◆ PROVIDED MATERIAL
— Start —
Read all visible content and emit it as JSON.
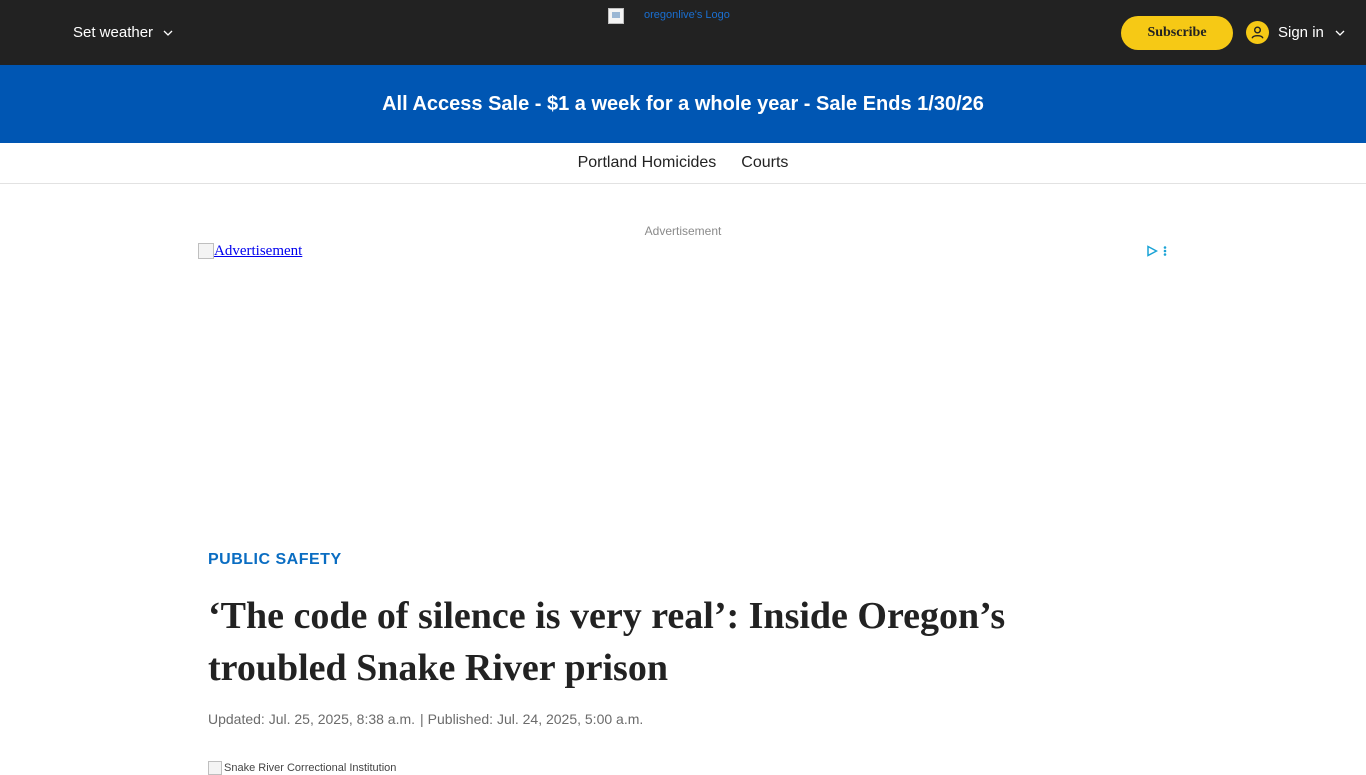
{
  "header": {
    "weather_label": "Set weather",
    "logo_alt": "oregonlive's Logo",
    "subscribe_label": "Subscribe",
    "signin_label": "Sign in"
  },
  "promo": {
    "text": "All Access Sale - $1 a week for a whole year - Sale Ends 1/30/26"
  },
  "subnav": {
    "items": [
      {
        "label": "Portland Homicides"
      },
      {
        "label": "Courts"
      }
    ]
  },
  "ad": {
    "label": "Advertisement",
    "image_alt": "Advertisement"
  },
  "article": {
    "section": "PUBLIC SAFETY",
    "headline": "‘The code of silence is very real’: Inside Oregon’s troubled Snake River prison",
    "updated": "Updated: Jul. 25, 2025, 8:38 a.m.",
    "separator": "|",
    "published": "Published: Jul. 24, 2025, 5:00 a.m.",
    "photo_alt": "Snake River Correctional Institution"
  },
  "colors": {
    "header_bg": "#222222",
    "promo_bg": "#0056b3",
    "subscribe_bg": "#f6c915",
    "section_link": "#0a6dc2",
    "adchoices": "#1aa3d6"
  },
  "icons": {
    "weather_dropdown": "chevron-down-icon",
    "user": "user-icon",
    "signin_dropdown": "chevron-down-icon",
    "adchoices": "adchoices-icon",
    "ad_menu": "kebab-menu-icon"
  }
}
— End —
— Start —
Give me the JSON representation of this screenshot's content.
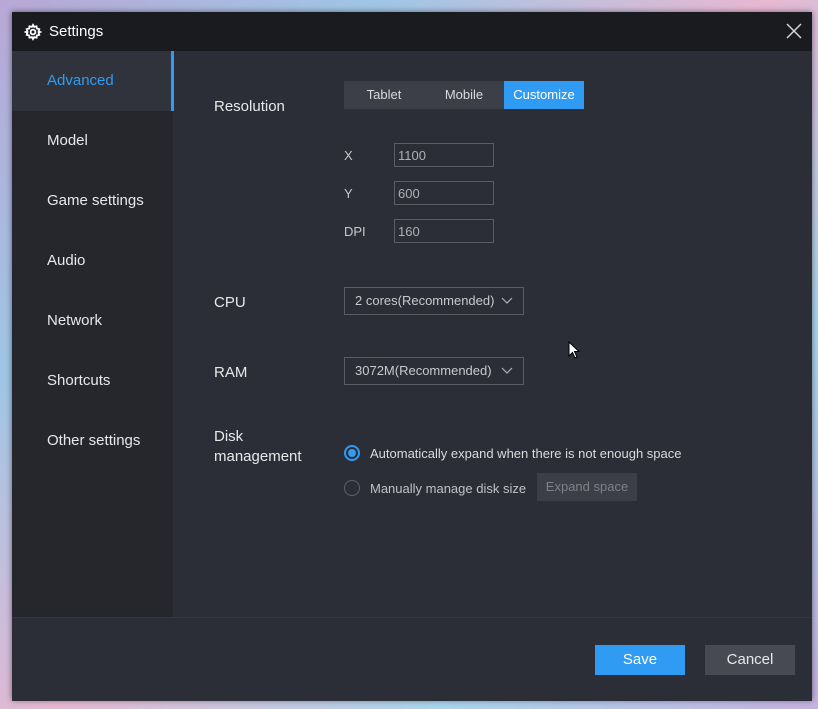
— End —
— Start —
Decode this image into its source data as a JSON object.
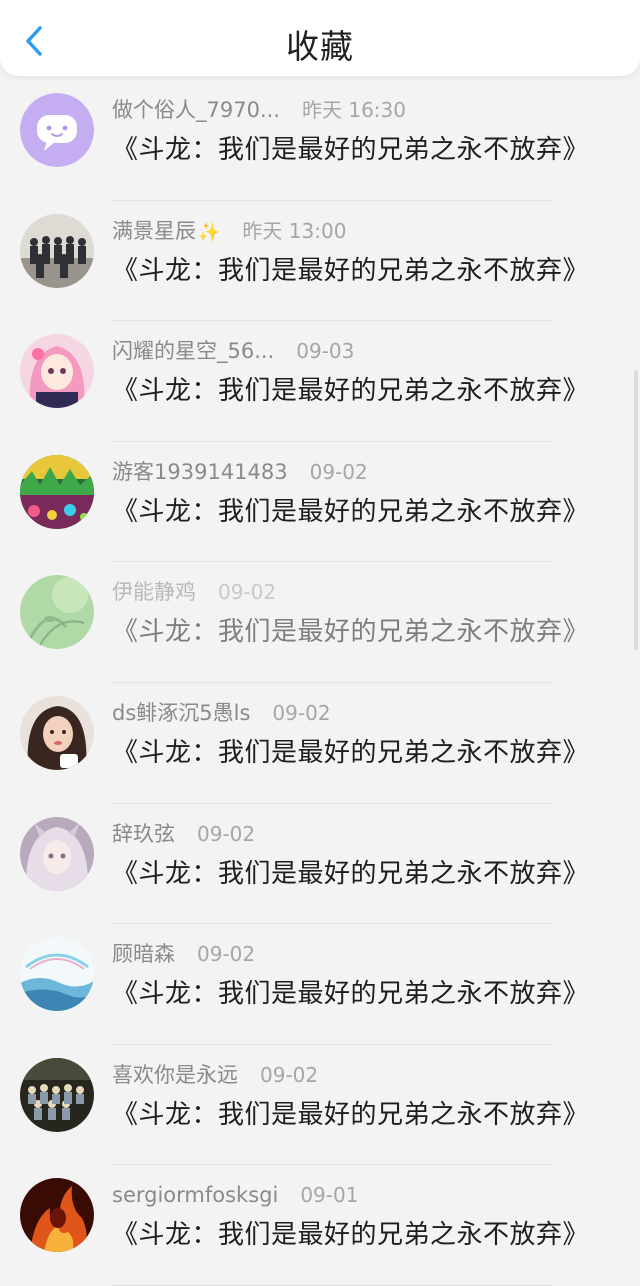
— End —
◆ STATED PROBLEM
From the data, pick out every line that includes "this".

◆ ANSWER TO THE EXERCISE
Give me the JSON representation of this screenshot's content.
Decode this image into its source data as a JSON object.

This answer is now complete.